• **EXERCISE DETAILS**: Copy every record below, exactly as written.

• **SOURCE RECORDS**:
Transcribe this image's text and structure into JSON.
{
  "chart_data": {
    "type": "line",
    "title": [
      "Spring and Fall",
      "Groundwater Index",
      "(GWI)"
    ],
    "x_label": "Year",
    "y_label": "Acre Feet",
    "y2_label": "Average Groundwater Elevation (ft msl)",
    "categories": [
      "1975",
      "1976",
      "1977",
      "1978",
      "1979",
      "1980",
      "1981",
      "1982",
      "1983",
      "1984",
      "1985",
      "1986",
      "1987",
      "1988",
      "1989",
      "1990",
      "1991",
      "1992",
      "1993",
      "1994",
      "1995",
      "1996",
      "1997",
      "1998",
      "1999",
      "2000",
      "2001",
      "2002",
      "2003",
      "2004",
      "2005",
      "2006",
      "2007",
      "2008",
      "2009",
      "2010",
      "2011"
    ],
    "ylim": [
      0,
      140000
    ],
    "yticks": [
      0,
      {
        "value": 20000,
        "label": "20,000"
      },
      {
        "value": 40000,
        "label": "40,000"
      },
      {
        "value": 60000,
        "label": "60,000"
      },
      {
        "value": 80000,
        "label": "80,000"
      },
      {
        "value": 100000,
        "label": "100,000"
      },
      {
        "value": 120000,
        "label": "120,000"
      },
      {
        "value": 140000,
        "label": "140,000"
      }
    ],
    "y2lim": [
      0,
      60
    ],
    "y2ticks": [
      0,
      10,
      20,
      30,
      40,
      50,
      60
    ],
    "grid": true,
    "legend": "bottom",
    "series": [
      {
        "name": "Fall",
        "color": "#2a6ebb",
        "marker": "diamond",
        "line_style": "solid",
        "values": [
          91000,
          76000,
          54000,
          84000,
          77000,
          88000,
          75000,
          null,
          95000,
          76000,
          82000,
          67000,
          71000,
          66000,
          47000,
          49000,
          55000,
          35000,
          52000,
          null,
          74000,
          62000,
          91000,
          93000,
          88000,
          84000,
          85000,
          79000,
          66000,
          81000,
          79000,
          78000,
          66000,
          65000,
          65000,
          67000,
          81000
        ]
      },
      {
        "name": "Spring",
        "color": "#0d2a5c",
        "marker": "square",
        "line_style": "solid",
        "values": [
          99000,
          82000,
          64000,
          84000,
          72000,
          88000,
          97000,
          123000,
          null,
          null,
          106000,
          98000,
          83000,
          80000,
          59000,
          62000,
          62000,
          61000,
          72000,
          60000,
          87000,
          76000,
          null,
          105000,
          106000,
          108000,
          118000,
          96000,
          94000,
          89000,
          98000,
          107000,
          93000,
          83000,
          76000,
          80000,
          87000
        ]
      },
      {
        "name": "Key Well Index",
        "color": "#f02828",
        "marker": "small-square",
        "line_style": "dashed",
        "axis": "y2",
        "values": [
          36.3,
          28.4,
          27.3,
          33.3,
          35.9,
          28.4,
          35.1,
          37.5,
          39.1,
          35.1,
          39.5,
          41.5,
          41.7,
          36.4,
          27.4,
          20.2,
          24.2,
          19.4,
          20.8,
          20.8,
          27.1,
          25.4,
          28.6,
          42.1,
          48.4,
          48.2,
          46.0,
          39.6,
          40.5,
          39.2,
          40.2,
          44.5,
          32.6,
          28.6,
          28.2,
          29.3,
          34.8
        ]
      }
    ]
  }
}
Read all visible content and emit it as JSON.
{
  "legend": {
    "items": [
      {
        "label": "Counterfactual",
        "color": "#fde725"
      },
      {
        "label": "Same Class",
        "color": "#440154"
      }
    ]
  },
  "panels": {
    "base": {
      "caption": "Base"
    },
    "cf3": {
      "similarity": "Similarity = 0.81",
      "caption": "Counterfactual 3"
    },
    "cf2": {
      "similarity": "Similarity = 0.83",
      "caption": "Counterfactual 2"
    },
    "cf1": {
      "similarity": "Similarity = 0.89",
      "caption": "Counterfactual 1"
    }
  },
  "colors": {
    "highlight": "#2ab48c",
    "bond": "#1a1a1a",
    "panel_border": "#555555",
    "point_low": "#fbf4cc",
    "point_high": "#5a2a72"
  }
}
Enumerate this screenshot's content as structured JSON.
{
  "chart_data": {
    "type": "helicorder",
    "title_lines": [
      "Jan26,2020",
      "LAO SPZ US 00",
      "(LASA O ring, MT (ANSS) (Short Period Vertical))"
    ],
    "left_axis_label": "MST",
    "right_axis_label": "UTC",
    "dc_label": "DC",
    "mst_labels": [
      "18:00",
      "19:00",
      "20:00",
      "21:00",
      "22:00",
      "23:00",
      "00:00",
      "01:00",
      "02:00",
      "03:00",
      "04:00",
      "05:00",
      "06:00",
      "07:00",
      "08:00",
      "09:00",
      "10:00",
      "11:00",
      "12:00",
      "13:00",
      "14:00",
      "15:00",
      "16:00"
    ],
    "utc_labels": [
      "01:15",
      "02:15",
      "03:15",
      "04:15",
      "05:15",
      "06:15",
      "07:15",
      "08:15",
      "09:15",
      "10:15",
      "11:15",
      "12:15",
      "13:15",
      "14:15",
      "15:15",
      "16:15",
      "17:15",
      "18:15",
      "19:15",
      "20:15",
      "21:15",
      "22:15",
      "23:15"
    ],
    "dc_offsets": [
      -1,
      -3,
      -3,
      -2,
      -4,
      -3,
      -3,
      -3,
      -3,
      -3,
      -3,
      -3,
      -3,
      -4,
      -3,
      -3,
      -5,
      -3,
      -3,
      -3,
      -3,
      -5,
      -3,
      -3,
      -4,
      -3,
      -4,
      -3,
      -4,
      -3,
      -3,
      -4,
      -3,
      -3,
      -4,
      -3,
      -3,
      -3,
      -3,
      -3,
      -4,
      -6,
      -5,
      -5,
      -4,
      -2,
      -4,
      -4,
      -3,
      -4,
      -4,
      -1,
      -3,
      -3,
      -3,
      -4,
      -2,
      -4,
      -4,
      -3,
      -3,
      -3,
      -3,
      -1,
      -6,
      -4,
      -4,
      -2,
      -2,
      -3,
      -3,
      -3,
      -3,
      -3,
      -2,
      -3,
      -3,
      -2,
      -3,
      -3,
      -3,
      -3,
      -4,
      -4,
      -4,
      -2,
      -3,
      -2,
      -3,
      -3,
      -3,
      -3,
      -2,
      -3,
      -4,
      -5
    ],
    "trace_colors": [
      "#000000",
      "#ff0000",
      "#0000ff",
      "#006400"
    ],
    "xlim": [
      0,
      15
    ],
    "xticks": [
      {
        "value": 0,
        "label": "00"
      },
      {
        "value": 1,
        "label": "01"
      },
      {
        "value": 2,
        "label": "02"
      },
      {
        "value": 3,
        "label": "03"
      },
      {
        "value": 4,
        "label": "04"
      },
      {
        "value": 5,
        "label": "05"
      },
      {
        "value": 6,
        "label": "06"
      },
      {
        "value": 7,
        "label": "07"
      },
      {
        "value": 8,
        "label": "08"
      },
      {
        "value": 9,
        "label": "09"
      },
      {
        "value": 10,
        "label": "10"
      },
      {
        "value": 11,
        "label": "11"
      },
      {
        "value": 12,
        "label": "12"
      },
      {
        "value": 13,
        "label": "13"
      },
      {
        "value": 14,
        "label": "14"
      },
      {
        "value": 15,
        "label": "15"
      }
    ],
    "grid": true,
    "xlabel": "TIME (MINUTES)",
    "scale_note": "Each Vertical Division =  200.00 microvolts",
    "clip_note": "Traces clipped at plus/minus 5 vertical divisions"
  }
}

• **OUTPUT**:
Transcribe this image's text and structure into JSON.
{
  "chart_data": {
    "type": "line",
    "title": [
      "Spring and Fall",
      "Groundwater Index",
      "(GWI)"
    ],
    "x_label": "Year",
    "y_label": "Acre Feet",
    "y2_label": "Average Groundwater Elevation (ft msl)",
    "categories": [
      "1975",
      "1976",
      "1977",
      "1978",
      "1979",
      "1980",
      "1981",
      "1982",
      "1983",
      "1984",
      "1985",
      "1986",
      "1987",
      "1988",
      "1989",
      "1990",
      "1991",
      "1992",
      "1993",
      "1994",
      "1995",
      "1996",
      "1997",
      "1998",
      "1999",
      "2000",
      "2001",
      "2002",
      "2003",
      "2004",
      "2005",
      "2006",
      "2007",
      "2008",
      "2009",
      "2010",
      "2011"
    ],
    "ylim": [
      0,
      140000
    ],
    "yticks": [
      0,
      {
        "value": 20000,
        "label": "20,000"
      },
      {
        "value": 40000,
        "label": "40,000"
      },
      {
        "value": 60000,
        "label": "60,000"
      },
      {
        "value": 80000,
        "label": "80,000"
      },
      {
        "value": 100000,
        "label": "100,000"
      },
      {
        "value": 120000,
        "label": "120,000"
      },
      {
        "value": 140000,
        "label": "140,000"
      }
    ],
    "y2lim": [
      0,
      60
    ],
    "y2ticks": [
      0,
      10,
      20,
      30,
      40,
      50,
      60
    ],
    "grid": true,
    "legend": "bottom",
    "series": [
      {
        "name": "Fall",
        "color": "#2a6ebb",
        "marker": "diamond",
        "line_style": "solid",
        "values": [
          91000,
          76000,
          54000,
          84000,
          77000,
          88000,
          75000,
          null,
          95000,
          76000,
          82000,
          67000,
          71000,
          66000,
          47000,
          49000,
          55000,
          35000,
          52000,
          null,
          74000,
          62000,
          91000,
          93000,
          88000,
          84000,
          85000,
          79000,
          66000,
          81000,
          79000,
          78000,
          66000,
          65000,
          65000,
          67000,
          81000
        ]
      },
      {
        "name": "Spring",
        "color": "#0d2a5c",
        "marker": "square",
        "line_style": "solid",
        "values": [
          99000,
          82000,
          64000,
          84000,
          72000,
          88000,
          97000,
          123000,
          null,
          null,
          106000,
          98000,
          83000,
          80000,
          59000,
          62000,
          62000,
          61000,
          72000,
          60000,
          87000,
          76000,
          null,
          105000,
          106000,
          108000,
          118000,
          96000,
          94000,
          89000,
          98000,
          107000,
          93000,
          83000,
          76000,
          80000,
          87000
        ]
      },
      {
        "name": "Key Well Index",
        "color": "#f02828",
        "marker": "small-square",
        "line_style": "dashed",
        "axis": "y2",
        "values": [
          36.3,
          28.4,
          27.3,
          33.3,
          35.9,
          28.4,
          35.1,
          37.5,
          39.1,
          35.1,
          39.5,
          41.5,
          41.7,
          36.4,
          27.4,
          20.2,
          24.2,
          19.4,
          20.8,
          20.8,
          27.1,
          25.4,
          28.6,
          42.1,
          48.4,
          48.2,
          46.0,
          39.6,
          40.5,
          39.2,
          40.2,
          44.5,
          32.6,
          28.6,
          28.2,
          29.3,
          34.8
        ]
      }
    ]
  }
}
Read all visible content and emit it as JSON.
{
  "legend": {
    "items": [
      {
        "label": "Counterfactual",
        "color": "#fde725"
      },
      {
        "label": "Same Class",
        "color": "#440154"
      }
    ]
  },
  "panels": {
    "base": {
      "caption": "Base"
    },
    "cf3": {
      "similarity": "Similarity = 0.81",
      "caption": "Counterfactual 3"
    },
    "cf2": {
      "similarity": "Similarity = 0.83",
      "caption": "Counterfactual 2"
    },
    "cf1": {
      "similarity": "Similarity = 0.89",
      "caption": "Counterfactual 1"
    }
  },
  "colors": {
    "highlight": "#2ab48c",
    "bond": "#1a1a1a",
    "panel_border": "#555555",
    "point_low": "#fbf4cc",
    "point_high": "#5a2a72"
  }
}
Enumerate this screenshot's content as structured JSON.
{
  "chart_data": {
    "type": "helicorder",
    "title_lines": [
      "Jan26,2020",
      "LAO SPZ US 00",
      "(LASA O ring, MT (ANSS) (Short Period Vertical))"
    ],
    "left_axis_label": "MST",
    "right_axis_label": "UTC",
    "dc_label": "DC",
    "mst_labels": [
      "18:00",
      "19:00",
      "20:00",
      "21:00",
      "22:00",
      "23:00",
      "00:00",
      "01:00",
      "02:00",
      "03:00",
      "04:00",
      "05:00",
      "06:00",
      "07:00",
      "08:00",
      "09:00",
      "10:00",
      "11:00",
      "12:00",
      "13:00",
      "14:00",
      "15:00",
      "16:00"
    ],
    "utc_labels": [
      "01:15",
      "02:15",
      "03:15",
      "04:15",
      "05:15",
      "06:15",
      "07:15",
      "08:15",
      "09:15",
      "10:15",
      "11:15",
      "12:15",
      "13:15",
      "14:15",
      "15:15",
      "16:15",
      "17:15",
      "18:15",
      "19:15",
      "20:15",
      "21:15",
      "22:15",
      "23:15"
    ],
    "dc_offsets": [
      -1,
      -3,
      -3,
      -2,
      -4,
      -3,
      -3,
      -3,
      -3,
      -3,
      -3,
      -3,
      -3,
      -4,
      -3,
      -3,
      -5,
      -3,
      -3,
      -3,
      -3,
      -5,
      -3,
      -3,
      -4,
      -3,
      -4,
      -3,
      -4,
      -3,
      -3,
      -4,
      -3,
      -3,
      -4,
      -3,
      -3,
      -3,
      -3,
      -3,
      -4,
      -6,
      -5,
      -5,
      -4,
      -2,
      -4,
      -4,
      -3,
      -4,
      -4,
      -1,
      -3,
      -3,
      -3,
      -4,
      -2,
      -4,
      -4,
      -3,
      -3,
      -3,
      -3,
      -1,
      -6,
      -4,
      -4,
      -2,
      -2,
      -3,
      -3,
      -3,
      -3,
      -3,
      -2,
      -3,
      -3,
      -2,
      -3,
      -3,
      -3,
      -3,
      -4,
      -4,
      -4,
      -2,
      -3,
      -2,
      -3,
      -3,
      -3,
      -3,
      -2,
      -3,
      -4,
      -5
    ],
    "trace_colors": [
      "#000000",
      "#ff0000",
      "#0000ff",
      "#006400"
    ],
    "xlim": [
      0,
      15
    ],
    "xticks": [
      {
        "value": 0,
        "label": "00"
      },
      {
        "value": 1,
        "label": "01"
      },
      {
        "value": 2,
        "label": "02"
      },
      {
        "value": 3,
        "label": "03"
      },
      {
        "value": 4,
        "label": "04"
      },
      {
        "value": 5,
        "label": "05"
      },
      {
        "value": 6,
        "label": "06"
      },
      {
        "value": 7,
        "label": "07"
      },
      {
        "value": 8,
        "label": "08"
      },
      {
        "value": 9,
        "label": "09"
      },
      {
        "value": 10,
        "label": "10"
      },
      {
        "value": 11,
        "label": "11"
      },
      {
        "value": 12,
        "label": "12"
      },
      {
        "value": 13,
        "label": "13"
      },
      {
        "value": 14,
        "label": "14"
      },
      {
        "value": 15,
        "label": "15"
      }
    ],
    "grid": true,
    "xlabel": "TIME (MINUTES)",
    "scale_note": "Each Vertical Division =  200.00 microvolts",
    "clip_note": "Traces clipped at plus/minus 5 vertical divisions"
  }
}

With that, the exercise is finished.